France | France, Conseil d'État, 6ème et 1ère sous-sections réunies, 05 juin 2007, 303525


Vu la requête, enregistrée le 9 mars 2007 au secrétariat du contentieux du Conseil d'Etat, présentée pour l'ASSOCIATION POUR LA PROTECTION DES ANIMAUX SAUVAGES, dont le siège social est 10, rue Hagueneau, à Strasbourg (67000), représentée par Mlle Marion A ; l'ASSOCIATION POUR LA PROTECTION DES ANIMAUX SAUVAGES demande au Conseil d'Etat :

1°) d'annuler l'ordonnance du 2 mars 2007 par laquelle le juge des référés du tribunal administratif de Grenoble a rejeté sa demande tendant à la suspension de l'arrêté du 28 novembre 2006 du préfet de la Drôme classant

dans la catégorie des « nuisibles » différents animaux dans le départem...

_Vos consignes_.
Recopiez mot pour mot l'intégralité de la décision du Conseil d'État ci-dessus.

_Lignes enregistrées_.

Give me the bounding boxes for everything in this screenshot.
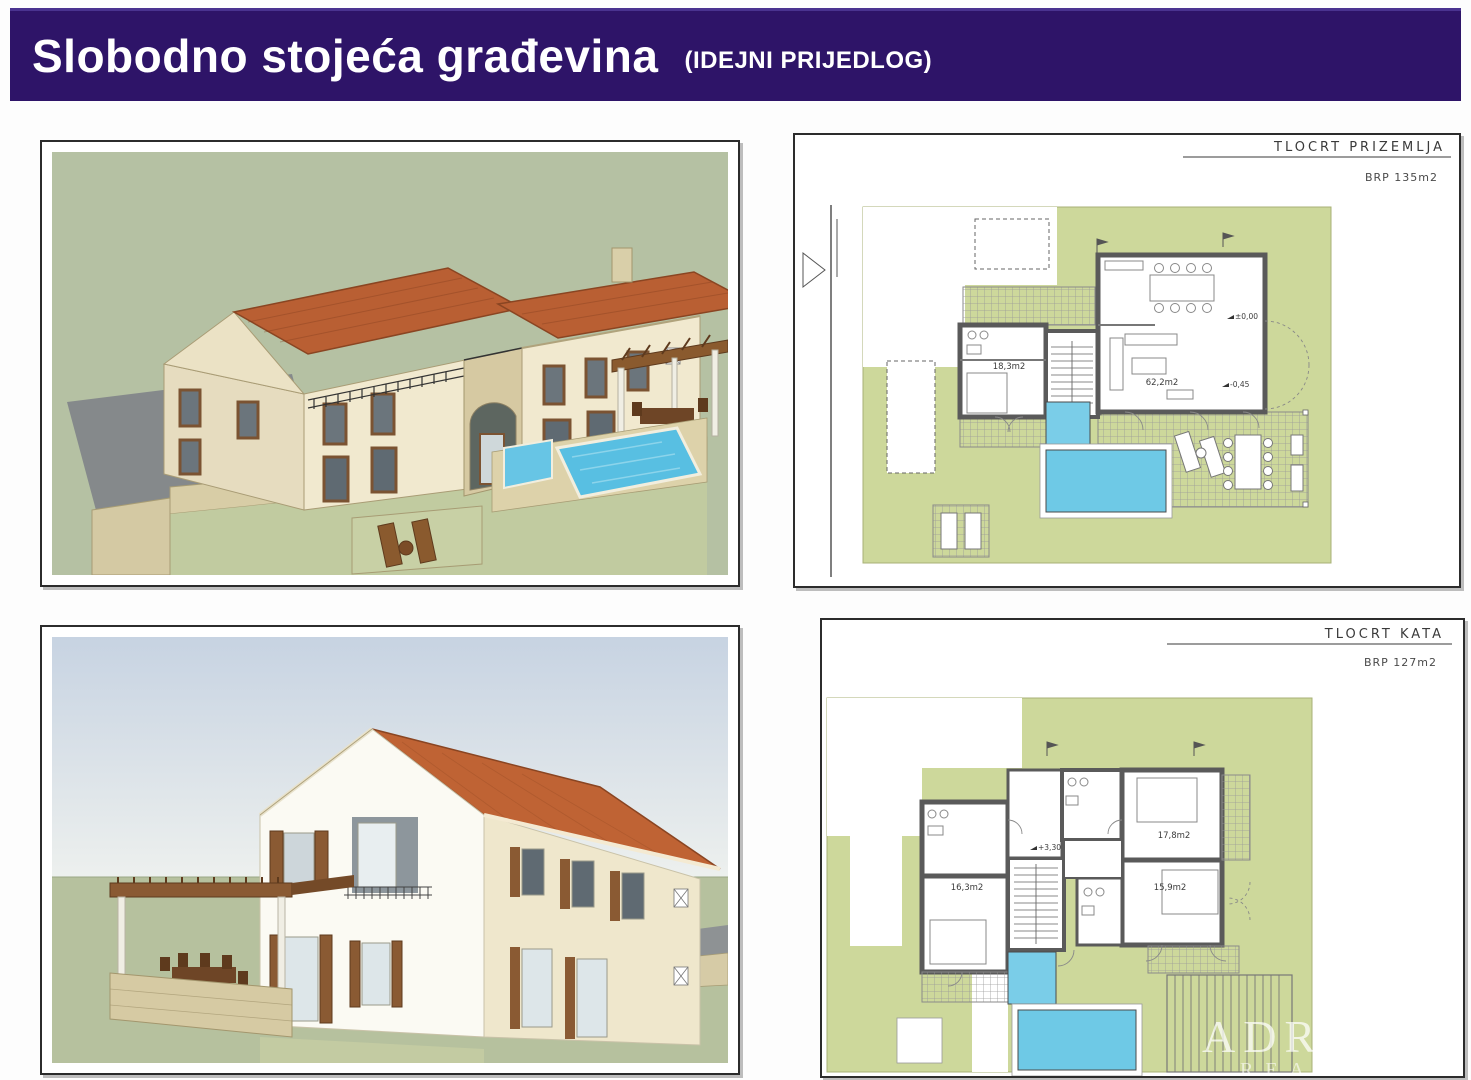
courtyard-loungers: [352, 506, 482, 574]
ground-plan-brp: BRP 135m2: [1365, 171, 1438, 184]
header-bar: Slobodno stojeća građevina (IDEJNI PRIJE…: [10, 8, 1461, 101]
watermark: ADRIATIC REAL ESTATE: [1202, 1011, 1463, 1076]
level-label-floor: +3,30: [1038, 843, 1061, 852]
room-label-bedroom-ground: 18,3m2: [993, 362, 1026, 372]
upper-plan-brp: BRP 127m2: [1364, 656, 1437, 669]
page-title: Slobodno stojeća građevina: [32, 29, 658, 83]
upper-floor-plan: TLOCRT KATA BRP 127m2: [822, 620, 1463, 1076]
watermark-line1: ADRIATIC: [1202, 1011, 1463, 1062]
ground-plan-title: TLOCRT PRIZEMLJA: [1273, 140, 1445, 155]
room-label-bedroom-ne: 17,8m2: [1158, 831, 1191, 841]
upper-plan-title: TLOCRT KATA: [1324, 627, 1444, 642]
room-label-bedroom-w: 16,3m2: [951, 883, 984, 893]
page-subtitle: (IDEJNI PRIJEDLOG): [684, 47, 932, 75]
plan-header-upper: TLOCRT KATA BRP 127m2: [1167, 627, 1452, 669]
watermark-line2: REAL ESTATE: [1240, 1059, 1463, 1076]
room-label-bedroom-e: 15,9m2: [1154, 883, 1187, 893]
panel-render-rear: [40, 625, 740, 1075]
slide-page: Slobodno stojeća građevina (IDEJNI PRIJE…: [0, 0, 1471, 1080]
exterior-render-rear: [52, 637, 728, 1063]
panel-plan-upper: TLOCRT KATA BRP 127m2: [820, 618, 1465, 1078]
panel-render-front: [40, 140, 740, 587]
level-label-terrace: -0,45: [1230, 380, 1250, 389]
panel-plan-ground: TLOCRT PRIZEMLJA BRP 135m2: [793, 133, 1461, 588]
level-label-zero: ±0,00: [1235, 312, 1258, 321]
site-boundary: [803, 205, 837, 577]
room-label-living: 62,2m2: [1146, 378, 1179, 388]
plan-header-ground: TLOCRT PRIZEMLJA BRP 135m2: [1183, 140, 1451, 184]
exterior-render-front: [52, 152, 728, 575]
ground-floor-plan: TLOCRT PRIZEMLJA BRP 135m2: [795, 135, 1459, 586]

_Réponse complète_.
France | France, Conseil d'État, 6ème et 1ère sous-sections réunies, 05 juin 2007, 303525


Vu la requête, enregistrée le 9 mars 2007 au secrétariat du contentieux du Conseil d'Etat, présentée pour l'ASSOCIATION POUR LA PROTECTION DES ANIMAUX SAUVAGES, dont le siège social est 10, rue Hagueneau, à Strasbourg (67000), représentée par Mlle Marion A ; l'ASSOCIATION POUR LA PROTECTION DES ANIMAUX SAUVAGES demande au Conseil d'Etat :

1°) d'annuler l'ordonnance du 2 mars 2007 par laquelle le juge des référés du tribunal administratif de Grenoble a rejeté sa demande tendant à la suspension de l'arrêté du 28 novembre 2006 du préfet de la Drôme classant

dans la catégorie des « nuisibles » différents animaux dans le départem...